▶ **Stated exercise**: Set down the records once more, please, exactly and with the pictures left out.

● ● ● ●

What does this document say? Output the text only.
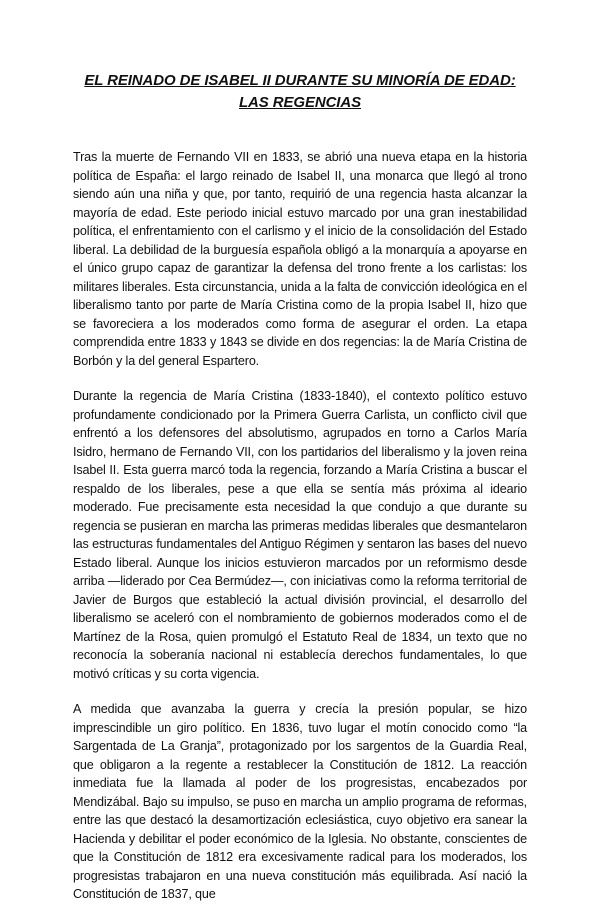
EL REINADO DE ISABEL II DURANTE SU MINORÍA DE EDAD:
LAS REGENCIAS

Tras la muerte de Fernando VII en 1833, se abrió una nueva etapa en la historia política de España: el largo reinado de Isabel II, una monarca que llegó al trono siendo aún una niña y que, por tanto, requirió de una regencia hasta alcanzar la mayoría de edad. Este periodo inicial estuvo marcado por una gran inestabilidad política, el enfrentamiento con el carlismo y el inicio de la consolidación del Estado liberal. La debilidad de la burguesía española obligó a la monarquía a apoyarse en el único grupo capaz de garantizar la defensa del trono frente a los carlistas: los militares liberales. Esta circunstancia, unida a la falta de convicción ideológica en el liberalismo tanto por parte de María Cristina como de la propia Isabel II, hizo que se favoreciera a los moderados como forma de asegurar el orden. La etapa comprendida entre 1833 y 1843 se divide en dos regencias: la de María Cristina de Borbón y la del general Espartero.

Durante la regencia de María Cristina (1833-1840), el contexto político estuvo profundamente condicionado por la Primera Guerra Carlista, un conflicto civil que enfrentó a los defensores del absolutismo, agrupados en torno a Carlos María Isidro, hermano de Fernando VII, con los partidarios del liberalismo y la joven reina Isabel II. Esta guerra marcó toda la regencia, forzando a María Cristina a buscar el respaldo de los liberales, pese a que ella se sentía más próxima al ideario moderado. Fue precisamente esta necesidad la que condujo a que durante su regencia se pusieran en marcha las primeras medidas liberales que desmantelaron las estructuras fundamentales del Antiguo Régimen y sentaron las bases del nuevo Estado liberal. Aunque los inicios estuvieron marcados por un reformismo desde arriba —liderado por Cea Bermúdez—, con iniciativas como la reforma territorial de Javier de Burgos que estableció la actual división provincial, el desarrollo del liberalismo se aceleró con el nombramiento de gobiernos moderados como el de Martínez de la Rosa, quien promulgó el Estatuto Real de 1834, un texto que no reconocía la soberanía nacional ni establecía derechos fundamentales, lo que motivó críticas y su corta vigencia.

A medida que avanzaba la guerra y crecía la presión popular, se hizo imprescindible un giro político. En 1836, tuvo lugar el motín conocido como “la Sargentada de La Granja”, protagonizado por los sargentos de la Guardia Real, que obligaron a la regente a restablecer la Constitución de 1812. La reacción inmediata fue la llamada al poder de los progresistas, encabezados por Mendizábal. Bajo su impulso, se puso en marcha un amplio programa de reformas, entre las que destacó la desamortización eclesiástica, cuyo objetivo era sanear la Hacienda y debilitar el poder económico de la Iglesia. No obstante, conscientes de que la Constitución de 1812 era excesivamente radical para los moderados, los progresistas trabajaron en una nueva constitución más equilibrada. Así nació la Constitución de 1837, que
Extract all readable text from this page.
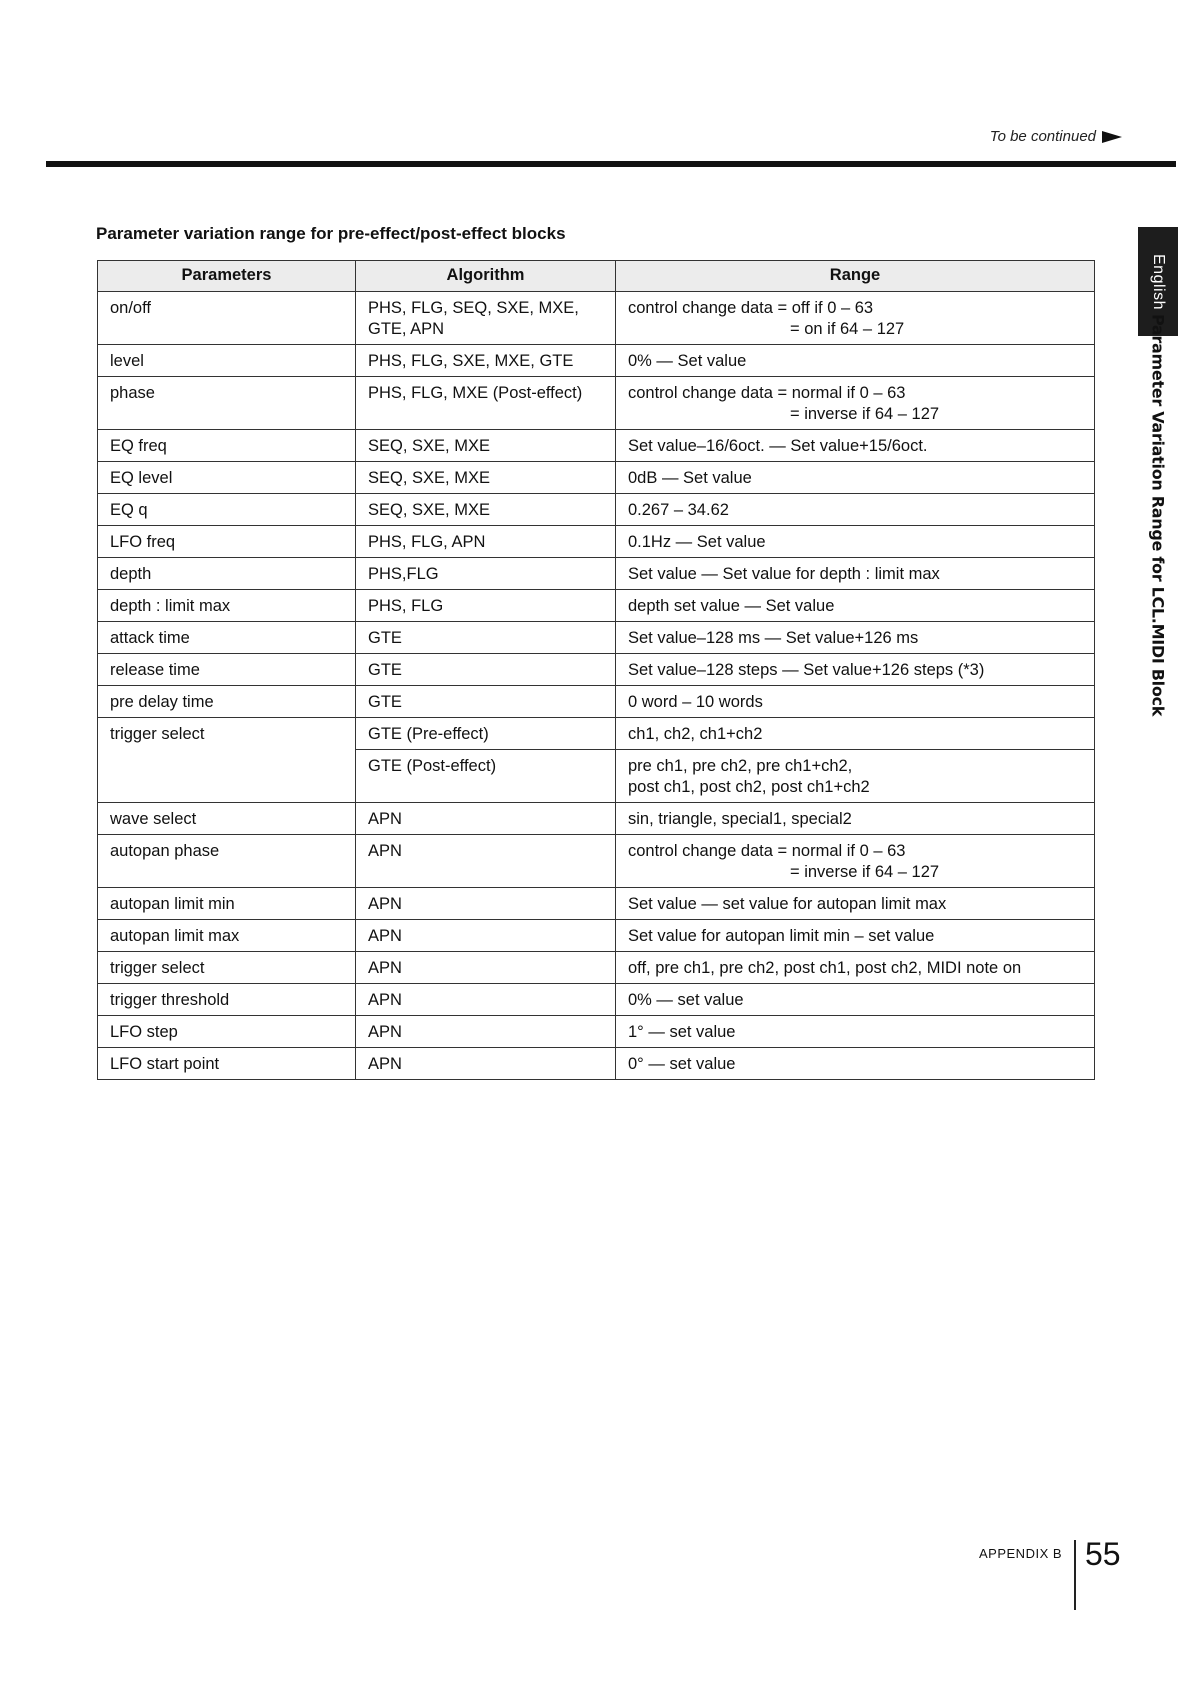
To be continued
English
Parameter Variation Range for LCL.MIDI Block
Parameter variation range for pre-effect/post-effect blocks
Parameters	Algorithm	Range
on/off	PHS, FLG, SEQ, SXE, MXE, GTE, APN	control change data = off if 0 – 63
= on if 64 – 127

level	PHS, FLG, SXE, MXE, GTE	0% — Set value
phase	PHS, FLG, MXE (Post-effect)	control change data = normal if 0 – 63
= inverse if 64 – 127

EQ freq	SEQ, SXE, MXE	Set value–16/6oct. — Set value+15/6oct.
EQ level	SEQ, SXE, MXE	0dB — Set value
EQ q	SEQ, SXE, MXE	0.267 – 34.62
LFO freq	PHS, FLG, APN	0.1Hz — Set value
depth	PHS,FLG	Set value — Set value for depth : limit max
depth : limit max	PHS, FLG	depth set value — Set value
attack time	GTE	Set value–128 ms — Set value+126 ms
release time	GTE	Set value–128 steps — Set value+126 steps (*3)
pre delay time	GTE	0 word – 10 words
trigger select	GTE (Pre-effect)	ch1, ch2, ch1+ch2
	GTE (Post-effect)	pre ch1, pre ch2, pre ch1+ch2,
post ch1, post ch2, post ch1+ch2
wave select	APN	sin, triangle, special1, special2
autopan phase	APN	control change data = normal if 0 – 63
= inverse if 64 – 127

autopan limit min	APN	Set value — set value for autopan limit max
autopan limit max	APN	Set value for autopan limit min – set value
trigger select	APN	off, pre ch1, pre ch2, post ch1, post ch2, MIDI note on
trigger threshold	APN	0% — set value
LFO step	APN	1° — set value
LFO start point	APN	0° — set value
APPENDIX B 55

● ● ● ●

▶ **Full output**:
What does this document say? Output the text only.
EL REINADO DE ISABEL II DURANTE SU MINORÍA DE EDAD:
LAS REGENCIAS

Tras la muerte de Fernando VII en 1833, se abrió una nueva etapa en la historia política de España: el largo reinado de Isabel II, una monarca que llegó al trono siendo aún una niña y que, por tanto, requirió de una regencia hasta alcanzar la mayoría de edad. Este periodo inicial estuvo marcado por una gran inestabilidad política, el enfrentamiento con el carlismo y el inicio de la consolidación del Estado liberal. La debilidad de la burguesía española obligó a la monarquía a apoyarse en el único grupo capaz de garantizar la defensa del trono frente a los carlistas: los militares liberales. Esta circunstancia, unida a la falta de convicción ideológica en el liberalismo tanto por parte de María Cristina como de la propia Isabel II, hizo que se favoreciera a los moderados como forma de asegurar el orden. La etapa comprendida entre 1833 y 1843 se divide en dos regencias: la de María Cristina de Borbón y la del general Espartero.

Durante la regencia de María Cristina (1833-1840), el contexto político estuvo profundamente condicionado por la Primera Guerra Carlista, un conflicto civil que enfrentó a los defensores del absolutismo, agrupados en torno a Carlos María Isidro, hermano de Fernando VII, con los partidarios del liberalismo y la joven reina Isabel II. Esta guerra marcó toda la regencia, forzando a María Cristina a buscar el respaldo de los liberales, pese a que ella se sentía más próxima al ideario moderado. Fue precisamente esta necesidad la que condujo a que durante su regencia se pusieran en marcha las primeras medidas liberales que desmantelaron las estructuras fundamentales del Antiguo Régimen y sentaron las bases del nuevo Estado liberal. Aunque los inicios estuvieron marcados por un reformismo desde arriba —liderado por Cea Bermúdez—, con iniciativas como la reforma territorial de Javier de Burgos que estableció la actual división provincial, el desarrollo del liberalismo se aceleró con el nombramiento de gobiernos moderados como el de Martínez de la Rosa, quien promulgó el Estatuto Real de 1834, un texto que no reconocía la soberanía nacional ni establecía derechos fundamentales, lo que motivó críticas y su corta vigencia.

A medida que avanzaba la guerra y crecía la presión popular, se hizo imprescindible un giro político. En 1836, tuvo lugar el motín conocido como “la Sargentada de La Granja”, protagonizado por los sargentos de la Guardia Real, que obligaron a la regente a restablecer la Constitución de 1812. La reacción inmediata fue la llamada al poder de los progresistas, encabezados por Mendizábal. Bajo su impulso, se puso en marcha un amplio programa de reformas, entre las que destacó la desamortización eclesiástica, cuyo objetivo era sanear la Hacienda y debilitar el poder económico de la Iglesia. No obstante, conscientes de que la Constitución de 1812 era excesivamente radical para los moderados, los progresistas trabajaron en una nueva constitución más equilibrada. Así nació la Constitución de 1837, que
Extract all readable text from this page.
To be continued
English
Parameter Variation Range for LCL.MIDI Block
Parameter variation range for pre-effect/post-effect blocks
Parameters	Algorithm	Range
on/off	PHS, FLG, SEQ, SXE, MXE, GTE, APN	control change data = off if 0 – 63
= on if 64 – 127

level	PHS, FLG, SXE, MXE, GTE	0% — Set value
phase	PHS, FLG, MXE (Post-effect)	control change data = normal if 0 – 63
= inverse if 64 – 127

EQ freq	SEQ, SXE, MXE	Set value–16/6oct. — Set value+15/6oct.
EQ level	SEQ, SXE, MXE	0dB — Set value
EQ q	SEQ, SXE, MXE	0.267 – 34.62
LFO freq	PHS, FLG, APN	0.1Hz — Set value
depth	PHS,FLG	Set value — Set value for depth : limit max
depth : limit max	PHS, FLG	depth set value — Set value
attack time	GTE	Set value–128 ms — Set value+126 ms
release time	GTE	Set value–128 steps — Set value+126 steps (*3)
pre delay time	GTE	0 word – 10 words
trigger select	GTE (Pre-effect)	ch1, ch2, ch1+ch2
	GTE (Post-effect)	pre ch1, pre ch2, pre ch1+ch2,
post ch1, post ch2, post ch1+ch2
wave select	APN	sin, triangle, special1, special2
autopan phase	APN	control change data = normal if 0 – 63
= inverse if 64 – 127

autopan limit min	APN	Set value — set value for autopan limit max
autopan limit max	APN	Set value for autopan limit min – set value
trigger select	APN	off, pre ch1, pre ch2, post ch1, post ch2, MIDI note on
trigger threshold	APN	0% — set value
LFO step	APN	1° — set value
LFO start point	APN	0° — set value
APPENDIX B 55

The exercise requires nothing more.